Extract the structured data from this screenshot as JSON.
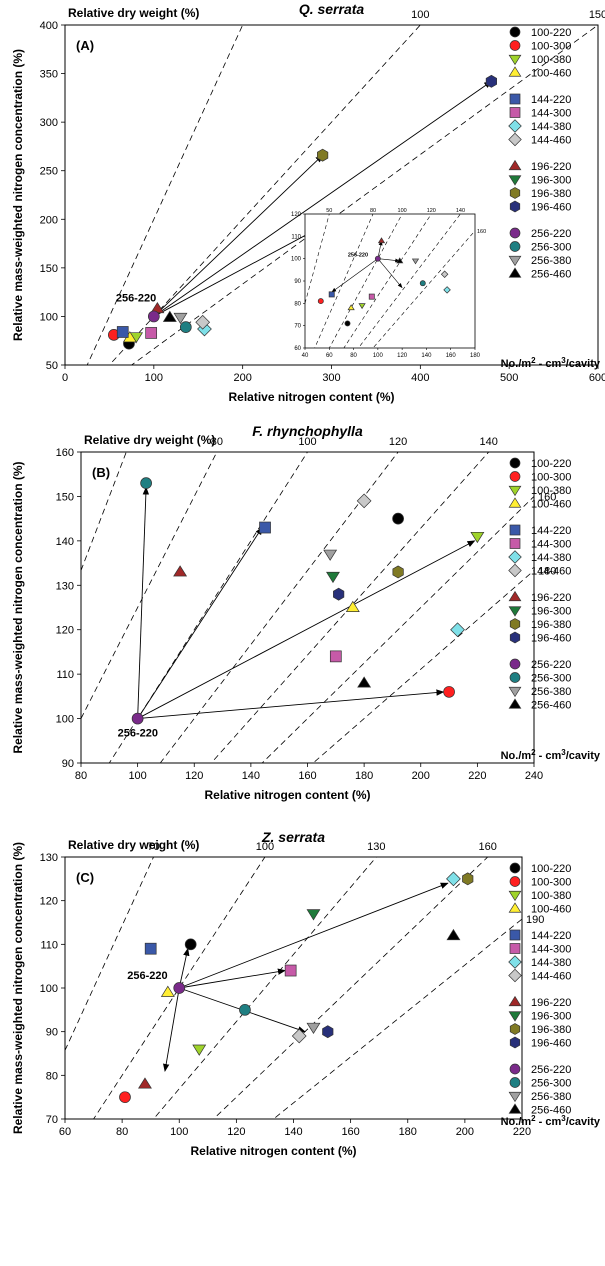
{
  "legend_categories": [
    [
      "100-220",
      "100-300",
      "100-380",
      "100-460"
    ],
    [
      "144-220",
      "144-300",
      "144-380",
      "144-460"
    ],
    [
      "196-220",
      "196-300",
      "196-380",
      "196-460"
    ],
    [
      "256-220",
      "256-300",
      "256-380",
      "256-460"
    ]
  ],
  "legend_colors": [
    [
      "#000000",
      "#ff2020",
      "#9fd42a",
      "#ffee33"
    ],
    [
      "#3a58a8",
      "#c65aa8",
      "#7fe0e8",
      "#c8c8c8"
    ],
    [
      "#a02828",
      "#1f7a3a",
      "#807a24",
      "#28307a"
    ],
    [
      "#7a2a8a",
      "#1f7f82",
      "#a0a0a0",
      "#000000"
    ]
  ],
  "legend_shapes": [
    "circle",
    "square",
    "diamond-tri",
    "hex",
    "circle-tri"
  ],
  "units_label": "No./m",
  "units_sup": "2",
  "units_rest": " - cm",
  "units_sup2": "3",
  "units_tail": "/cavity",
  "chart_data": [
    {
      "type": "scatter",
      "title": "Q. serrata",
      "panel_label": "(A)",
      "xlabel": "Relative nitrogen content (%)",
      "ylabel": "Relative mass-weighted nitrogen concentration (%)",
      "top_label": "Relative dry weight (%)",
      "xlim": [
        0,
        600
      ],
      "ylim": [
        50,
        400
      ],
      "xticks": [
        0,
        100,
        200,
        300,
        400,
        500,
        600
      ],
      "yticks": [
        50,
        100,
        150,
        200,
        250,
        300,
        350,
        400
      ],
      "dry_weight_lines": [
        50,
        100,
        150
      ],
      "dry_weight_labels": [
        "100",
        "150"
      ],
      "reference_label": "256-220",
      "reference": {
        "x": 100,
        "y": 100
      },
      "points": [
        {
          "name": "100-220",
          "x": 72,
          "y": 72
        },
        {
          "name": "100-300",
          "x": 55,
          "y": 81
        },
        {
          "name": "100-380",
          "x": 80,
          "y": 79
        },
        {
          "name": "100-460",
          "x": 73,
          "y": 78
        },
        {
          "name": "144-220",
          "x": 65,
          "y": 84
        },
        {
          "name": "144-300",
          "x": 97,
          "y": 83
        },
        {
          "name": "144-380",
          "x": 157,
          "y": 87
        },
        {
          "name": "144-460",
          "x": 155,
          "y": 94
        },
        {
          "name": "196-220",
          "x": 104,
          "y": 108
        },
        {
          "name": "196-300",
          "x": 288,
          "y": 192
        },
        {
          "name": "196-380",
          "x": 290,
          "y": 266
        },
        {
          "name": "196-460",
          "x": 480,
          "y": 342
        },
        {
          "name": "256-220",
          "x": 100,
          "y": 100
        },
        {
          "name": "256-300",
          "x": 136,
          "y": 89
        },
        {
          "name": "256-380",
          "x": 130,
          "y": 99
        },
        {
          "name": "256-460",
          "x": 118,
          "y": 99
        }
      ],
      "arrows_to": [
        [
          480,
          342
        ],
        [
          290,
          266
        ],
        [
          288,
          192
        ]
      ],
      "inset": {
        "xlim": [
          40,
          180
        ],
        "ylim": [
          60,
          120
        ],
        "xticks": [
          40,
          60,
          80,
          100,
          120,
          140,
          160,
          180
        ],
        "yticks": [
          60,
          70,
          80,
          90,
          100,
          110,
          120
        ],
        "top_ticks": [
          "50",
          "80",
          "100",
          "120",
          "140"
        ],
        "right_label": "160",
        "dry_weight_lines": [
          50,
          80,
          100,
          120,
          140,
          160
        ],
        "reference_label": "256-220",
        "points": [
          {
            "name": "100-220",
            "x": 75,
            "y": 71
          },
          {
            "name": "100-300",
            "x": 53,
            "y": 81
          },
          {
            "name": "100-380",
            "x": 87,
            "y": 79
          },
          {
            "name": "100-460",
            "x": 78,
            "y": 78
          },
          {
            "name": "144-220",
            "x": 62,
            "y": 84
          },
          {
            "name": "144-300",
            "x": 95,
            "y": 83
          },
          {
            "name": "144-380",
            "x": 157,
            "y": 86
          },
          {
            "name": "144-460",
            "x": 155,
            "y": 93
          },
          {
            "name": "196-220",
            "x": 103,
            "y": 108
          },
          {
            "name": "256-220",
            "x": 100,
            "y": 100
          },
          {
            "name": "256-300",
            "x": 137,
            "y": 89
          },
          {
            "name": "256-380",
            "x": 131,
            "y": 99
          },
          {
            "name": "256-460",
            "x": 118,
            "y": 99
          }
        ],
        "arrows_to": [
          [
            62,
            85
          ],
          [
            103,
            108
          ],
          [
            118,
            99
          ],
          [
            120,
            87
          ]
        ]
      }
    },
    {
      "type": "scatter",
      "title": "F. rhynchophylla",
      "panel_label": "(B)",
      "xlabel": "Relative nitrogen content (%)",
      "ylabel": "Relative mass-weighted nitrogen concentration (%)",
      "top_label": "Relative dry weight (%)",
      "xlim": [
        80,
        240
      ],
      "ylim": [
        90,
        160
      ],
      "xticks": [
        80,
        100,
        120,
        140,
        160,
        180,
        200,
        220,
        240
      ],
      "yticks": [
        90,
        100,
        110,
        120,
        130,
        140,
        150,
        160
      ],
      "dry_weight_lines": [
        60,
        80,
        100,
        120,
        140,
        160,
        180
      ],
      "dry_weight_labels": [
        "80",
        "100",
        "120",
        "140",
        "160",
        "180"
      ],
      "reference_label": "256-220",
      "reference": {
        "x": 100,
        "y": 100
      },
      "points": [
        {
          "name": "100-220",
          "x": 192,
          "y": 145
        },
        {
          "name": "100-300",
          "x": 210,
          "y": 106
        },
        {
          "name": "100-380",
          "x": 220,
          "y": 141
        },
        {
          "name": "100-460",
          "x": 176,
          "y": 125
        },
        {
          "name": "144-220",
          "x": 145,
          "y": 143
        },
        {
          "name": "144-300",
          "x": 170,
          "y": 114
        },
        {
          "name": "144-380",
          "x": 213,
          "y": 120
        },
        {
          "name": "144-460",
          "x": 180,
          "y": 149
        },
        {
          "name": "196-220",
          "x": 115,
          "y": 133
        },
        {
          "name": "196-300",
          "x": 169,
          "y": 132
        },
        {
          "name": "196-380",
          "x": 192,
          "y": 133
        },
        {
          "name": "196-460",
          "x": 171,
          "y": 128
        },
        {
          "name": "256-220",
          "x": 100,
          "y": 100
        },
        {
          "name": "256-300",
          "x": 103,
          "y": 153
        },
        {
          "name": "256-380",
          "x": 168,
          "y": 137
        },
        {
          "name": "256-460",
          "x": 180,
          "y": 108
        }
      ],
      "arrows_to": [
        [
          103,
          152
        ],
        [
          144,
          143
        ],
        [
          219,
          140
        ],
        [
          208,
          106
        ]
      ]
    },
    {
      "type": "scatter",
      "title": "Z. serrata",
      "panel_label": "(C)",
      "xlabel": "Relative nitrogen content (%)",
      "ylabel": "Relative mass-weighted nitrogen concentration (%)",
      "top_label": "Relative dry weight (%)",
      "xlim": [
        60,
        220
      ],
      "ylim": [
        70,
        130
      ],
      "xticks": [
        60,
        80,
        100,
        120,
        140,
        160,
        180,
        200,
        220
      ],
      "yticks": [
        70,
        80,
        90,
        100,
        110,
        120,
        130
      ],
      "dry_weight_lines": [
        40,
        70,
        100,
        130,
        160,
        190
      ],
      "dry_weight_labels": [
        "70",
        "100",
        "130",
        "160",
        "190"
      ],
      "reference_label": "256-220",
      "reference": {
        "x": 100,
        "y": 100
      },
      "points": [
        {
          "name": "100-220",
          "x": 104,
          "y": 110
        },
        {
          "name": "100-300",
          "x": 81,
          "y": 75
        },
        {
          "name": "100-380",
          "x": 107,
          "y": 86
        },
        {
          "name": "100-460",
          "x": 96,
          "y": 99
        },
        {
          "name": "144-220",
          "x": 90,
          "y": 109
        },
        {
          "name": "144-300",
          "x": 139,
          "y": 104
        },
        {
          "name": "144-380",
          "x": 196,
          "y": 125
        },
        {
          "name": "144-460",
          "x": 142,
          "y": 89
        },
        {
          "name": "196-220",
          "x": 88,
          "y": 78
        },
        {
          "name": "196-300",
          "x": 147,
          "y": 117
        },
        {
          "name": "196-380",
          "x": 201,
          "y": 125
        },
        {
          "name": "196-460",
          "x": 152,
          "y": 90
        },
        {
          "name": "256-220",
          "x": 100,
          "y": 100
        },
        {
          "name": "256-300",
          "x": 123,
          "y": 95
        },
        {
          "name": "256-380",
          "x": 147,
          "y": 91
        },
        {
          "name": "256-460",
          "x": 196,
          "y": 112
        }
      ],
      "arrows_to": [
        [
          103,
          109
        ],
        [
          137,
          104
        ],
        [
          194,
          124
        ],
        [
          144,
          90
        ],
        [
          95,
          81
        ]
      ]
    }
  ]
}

______

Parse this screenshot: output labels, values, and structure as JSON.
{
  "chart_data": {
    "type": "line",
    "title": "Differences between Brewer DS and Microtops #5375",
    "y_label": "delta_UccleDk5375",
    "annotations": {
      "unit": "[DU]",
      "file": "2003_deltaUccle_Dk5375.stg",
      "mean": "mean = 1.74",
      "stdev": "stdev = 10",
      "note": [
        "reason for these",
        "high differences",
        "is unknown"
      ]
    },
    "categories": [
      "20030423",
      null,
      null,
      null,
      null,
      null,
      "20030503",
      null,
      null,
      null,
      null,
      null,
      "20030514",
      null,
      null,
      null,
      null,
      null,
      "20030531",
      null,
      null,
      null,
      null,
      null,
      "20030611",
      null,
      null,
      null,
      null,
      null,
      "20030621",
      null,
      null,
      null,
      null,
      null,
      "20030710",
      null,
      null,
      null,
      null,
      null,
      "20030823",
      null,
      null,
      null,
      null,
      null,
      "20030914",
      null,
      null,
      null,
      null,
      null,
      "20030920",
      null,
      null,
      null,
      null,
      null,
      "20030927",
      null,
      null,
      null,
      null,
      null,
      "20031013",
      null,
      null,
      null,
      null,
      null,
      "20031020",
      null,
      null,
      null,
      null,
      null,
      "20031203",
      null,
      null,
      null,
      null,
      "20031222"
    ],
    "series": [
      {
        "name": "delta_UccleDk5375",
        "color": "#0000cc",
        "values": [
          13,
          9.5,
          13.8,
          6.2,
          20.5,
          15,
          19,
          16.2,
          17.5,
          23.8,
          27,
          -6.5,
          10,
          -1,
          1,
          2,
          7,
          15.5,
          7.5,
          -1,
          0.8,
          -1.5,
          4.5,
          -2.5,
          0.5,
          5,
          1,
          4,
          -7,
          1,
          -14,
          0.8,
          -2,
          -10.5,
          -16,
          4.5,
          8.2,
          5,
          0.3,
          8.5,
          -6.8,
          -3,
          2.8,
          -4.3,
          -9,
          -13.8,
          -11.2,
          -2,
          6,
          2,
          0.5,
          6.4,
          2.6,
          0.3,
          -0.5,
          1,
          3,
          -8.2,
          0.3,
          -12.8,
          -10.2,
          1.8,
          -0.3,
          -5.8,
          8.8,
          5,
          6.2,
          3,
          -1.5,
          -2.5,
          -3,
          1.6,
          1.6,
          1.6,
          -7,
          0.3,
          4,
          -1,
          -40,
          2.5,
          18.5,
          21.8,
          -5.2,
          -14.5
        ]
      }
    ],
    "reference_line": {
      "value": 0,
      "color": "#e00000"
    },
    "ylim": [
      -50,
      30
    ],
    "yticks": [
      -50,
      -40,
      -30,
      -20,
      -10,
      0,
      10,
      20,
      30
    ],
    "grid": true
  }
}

______

Exercise description => Extract all lines containing the word "screenshot".

Written response =>
Extract the structured data from this screenshot as JSON.
Parse this screenshot: output labels, values, and structure as JSON.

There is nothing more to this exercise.